▼

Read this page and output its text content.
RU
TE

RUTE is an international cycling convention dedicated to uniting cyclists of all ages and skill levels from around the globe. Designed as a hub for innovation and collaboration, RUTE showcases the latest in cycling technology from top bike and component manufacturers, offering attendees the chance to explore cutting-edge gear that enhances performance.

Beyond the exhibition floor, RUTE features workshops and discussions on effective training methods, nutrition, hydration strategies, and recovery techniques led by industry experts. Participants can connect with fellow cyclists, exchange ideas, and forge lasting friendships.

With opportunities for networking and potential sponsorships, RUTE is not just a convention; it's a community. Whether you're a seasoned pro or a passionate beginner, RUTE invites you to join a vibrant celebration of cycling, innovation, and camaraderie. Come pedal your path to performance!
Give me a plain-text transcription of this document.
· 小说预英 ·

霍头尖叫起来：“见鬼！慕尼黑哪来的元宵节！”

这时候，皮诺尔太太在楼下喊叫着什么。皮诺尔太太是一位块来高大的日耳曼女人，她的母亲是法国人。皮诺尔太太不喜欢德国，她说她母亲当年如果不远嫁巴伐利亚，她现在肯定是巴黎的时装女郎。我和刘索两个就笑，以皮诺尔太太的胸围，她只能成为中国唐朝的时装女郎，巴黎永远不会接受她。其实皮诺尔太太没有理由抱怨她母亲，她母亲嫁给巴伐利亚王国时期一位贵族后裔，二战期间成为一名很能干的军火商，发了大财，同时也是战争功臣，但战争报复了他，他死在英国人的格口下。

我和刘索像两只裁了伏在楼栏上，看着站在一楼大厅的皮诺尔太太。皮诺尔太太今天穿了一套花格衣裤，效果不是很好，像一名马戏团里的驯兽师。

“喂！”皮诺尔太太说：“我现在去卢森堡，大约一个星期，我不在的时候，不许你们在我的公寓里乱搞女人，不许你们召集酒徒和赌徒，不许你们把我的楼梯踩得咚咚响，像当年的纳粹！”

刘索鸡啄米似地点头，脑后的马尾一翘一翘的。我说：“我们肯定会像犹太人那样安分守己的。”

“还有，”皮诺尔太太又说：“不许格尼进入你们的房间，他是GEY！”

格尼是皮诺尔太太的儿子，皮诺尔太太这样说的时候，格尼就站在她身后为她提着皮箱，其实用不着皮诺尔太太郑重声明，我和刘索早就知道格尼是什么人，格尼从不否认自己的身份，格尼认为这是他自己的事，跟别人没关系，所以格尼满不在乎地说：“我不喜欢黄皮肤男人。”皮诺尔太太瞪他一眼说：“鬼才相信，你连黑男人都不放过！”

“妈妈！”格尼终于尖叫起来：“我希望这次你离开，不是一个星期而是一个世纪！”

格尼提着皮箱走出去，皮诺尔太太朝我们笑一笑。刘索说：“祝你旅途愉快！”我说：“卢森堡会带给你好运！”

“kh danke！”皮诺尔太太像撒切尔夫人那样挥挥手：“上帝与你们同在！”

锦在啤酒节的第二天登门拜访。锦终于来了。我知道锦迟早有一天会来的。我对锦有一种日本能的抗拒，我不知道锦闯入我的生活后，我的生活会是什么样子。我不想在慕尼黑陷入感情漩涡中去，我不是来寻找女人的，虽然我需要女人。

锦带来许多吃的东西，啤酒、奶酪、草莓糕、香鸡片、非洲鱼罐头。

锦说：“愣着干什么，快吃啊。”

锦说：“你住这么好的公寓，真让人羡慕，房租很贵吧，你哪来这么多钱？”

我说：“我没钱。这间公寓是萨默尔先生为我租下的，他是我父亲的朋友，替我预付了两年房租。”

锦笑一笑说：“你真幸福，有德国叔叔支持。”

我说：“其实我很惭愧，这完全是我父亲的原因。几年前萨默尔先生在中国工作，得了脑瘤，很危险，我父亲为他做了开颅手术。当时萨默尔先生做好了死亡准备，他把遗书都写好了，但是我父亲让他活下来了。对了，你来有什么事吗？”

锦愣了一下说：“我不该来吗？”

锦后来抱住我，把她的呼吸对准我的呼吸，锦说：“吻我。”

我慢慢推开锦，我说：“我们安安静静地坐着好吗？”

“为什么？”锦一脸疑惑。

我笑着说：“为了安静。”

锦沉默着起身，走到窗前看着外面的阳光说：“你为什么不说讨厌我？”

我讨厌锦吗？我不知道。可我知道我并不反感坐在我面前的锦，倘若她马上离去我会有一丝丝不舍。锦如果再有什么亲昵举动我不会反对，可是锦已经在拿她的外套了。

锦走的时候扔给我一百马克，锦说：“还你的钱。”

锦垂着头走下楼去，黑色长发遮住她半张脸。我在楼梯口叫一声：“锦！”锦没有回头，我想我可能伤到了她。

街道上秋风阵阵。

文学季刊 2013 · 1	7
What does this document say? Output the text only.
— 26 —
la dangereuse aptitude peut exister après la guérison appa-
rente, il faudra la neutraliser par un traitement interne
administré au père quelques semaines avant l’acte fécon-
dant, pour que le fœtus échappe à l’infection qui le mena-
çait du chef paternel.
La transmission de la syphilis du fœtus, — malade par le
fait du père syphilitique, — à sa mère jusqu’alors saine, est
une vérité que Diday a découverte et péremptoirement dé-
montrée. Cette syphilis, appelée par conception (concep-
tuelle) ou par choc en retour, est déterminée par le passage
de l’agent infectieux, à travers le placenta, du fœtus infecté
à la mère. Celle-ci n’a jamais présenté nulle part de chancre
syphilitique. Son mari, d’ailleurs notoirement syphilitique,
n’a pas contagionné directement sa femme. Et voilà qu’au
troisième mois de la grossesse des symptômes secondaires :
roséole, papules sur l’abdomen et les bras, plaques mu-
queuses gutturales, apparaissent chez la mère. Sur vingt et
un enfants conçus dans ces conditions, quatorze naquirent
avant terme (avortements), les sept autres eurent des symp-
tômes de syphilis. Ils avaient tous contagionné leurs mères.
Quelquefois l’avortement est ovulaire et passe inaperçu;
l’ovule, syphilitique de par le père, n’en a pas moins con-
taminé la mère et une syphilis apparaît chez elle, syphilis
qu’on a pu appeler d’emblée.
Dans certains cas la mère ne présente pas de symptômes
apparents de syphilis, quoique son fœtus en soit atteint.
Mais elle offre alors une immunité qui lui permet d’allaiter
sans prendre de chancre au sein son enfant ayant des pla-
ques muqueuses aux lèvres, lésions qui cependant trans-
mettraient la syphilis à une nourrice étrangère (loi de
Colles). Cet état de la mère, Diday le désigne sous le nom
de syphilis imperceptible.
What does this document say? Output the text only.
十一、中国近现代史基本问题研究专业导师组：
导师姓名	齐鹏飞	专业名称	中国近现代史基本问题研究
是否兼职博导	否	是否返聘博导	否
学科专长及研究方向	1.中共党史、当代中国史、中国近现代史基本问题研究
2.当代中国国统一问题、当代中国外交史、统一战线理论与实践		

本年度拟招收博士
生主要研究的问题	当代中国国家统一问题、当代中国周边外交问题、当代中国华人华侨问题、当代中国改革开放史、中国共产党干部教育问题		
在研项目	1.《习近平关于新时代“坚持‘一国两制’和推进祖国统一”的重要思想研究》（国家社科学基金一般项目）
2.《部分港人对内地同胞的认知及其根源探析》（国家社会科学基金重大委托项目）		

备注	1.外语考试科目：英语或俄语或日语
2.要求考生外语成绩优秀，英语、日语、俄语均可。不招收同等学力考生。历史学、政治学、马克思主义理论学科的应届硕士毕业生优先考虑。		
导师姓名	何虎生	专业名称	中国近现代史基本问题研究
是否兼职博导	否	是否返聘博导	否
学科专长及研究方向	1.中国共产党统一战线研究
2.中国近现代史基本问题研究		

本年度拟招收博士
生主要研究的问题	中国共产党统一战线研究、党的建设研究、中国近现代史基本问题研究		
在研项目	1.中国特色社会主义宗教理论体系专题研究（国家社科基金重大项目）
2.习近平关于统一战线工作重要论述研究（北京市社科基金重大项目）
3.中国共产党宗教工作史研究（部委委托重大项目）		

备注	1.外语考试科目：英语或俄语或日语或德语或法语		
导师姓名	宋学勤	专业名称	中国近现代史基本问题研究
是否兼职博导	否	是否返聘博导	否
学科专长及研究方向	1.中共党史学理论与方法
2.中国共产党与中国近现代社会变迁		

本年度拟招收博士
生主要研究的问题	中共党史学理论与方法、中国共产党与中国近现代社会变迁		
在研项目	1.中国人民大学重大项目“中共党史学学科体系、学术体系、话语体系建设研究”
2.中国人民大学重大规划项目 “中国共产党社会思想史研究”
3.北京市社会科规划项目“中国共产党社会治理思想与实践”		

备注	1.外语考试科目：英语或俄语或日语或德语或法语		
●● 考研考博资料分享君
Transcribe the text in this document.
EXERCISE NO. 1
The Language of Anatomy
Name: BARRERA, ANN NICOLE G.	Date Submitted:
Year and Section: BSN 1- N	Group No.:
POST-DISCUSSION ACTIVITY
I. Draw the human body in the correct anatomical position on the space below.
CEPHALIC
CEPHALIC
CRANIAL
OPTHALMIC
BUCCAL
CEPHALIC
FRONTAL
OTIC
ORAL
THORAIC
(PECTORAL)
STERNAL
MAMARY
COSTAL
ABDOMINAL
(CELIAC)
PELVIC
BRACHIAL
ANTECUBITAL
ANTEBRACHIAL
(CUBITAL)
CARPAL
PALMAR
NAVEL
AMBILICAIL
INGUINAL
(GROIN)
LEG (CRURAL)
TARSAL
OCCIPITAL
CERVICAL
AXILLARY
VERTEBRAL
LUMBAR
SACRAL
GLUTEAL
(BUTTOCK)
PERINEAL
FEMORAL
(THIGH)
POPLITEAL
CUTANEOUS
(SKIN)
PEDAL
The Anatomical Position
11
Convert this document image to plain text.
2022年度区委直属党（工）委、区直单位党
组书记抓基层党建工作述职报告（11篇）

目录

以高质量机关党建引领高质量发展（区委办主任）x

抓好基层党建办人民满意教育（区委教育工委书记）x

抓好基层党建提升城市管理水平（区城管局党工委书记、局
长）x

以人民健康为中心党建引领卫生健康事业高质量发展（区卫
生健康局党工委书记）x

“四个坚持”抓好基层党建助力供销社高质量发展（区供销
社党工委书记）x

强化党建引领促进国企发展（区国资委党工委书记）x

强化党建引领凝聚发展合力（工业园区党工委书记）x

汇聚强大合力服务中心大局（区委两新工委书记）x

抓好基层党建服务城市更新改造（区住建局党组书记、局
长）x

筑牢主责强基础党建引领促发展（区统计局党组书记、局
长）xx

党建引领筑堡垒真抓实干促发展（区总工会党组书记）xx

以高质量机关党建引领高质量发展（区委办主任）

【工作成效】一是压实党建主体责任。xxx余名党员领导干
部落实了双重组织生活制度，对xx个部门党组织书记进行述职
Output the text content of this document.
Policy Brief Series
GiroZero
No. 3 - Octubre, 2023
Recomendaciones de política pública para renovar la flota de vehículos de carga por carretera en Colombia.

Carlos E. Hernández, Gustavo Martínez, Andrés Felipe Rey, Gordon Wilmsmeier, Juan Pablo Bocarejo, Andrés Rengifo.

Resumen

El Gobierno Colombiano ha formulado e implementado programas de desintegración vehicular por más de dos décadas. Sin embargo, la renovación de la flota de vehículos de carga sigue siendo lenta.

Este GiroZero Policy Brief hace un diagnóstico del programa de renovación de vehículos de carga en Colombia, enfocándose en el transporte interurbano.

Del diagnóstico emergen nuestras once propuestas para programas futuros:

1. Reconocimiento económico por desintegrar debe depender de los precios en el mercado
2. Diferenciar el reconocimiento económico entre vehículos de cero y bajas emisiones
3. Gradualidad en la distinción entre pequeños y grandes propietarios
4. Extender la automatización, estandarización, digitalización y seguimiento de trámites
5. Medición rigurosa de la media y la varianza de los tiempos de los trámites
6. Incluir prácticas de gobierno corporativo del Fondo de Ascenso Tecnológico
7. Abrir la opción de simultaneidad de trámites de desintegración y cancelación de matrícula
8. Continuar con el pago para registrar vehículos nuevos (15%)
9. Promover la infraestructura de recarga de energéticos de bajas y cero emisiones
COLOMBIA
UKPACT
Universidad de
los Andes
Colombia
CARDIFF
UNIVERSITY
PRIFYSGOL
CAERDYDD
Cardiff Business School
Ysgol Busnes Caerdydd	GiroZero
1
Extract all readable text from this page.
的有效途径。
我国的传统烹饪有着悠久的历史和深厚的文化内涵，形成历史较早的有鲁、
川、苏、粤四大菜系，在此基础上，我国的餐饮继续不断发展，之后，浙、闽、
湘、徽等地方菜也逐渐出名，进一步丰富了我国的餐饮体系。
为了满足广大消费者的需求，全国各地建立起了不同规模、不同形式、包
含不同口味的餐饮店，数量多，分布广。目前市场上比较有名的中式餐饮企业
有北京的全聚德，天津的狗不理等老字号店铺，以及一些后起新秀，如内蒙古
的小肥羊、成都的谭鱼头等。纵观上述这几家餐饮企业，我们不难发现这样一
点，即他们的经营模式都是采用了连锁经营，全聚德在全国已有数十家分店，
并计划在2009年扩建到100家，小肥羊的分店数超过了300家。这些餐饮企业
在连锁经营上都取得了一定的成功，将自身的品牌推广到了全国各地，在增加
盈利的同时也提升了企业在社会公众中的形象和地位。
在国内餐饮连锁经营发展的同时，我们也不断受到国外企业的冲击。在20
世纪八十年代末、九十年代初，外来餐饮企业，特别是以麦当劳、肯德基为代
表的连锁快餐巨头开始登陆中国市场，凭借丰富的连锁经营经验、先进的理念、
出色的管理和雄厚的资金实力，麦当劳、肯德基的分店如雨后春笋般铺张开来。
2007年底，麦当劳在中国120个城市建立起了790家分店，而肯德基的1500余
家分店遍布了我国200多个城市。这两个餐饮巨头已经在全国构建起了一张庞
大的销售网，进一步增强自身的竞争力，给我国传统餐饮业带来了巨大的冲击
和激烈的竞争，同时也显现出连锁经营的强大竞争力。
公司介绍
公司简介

▲

- _SHORT EXERCISE_
Look through the lines above and collect those with the word "diagnóstico".

- _REPLY_
Este GiroZero Policy Brief hace un diagnóstico del programa de renovación de vehículos de carga en Colombia, enfocándose en el transporte interurbano.
Del diagnóstico emergen nuestras once propuestas para programas futuros:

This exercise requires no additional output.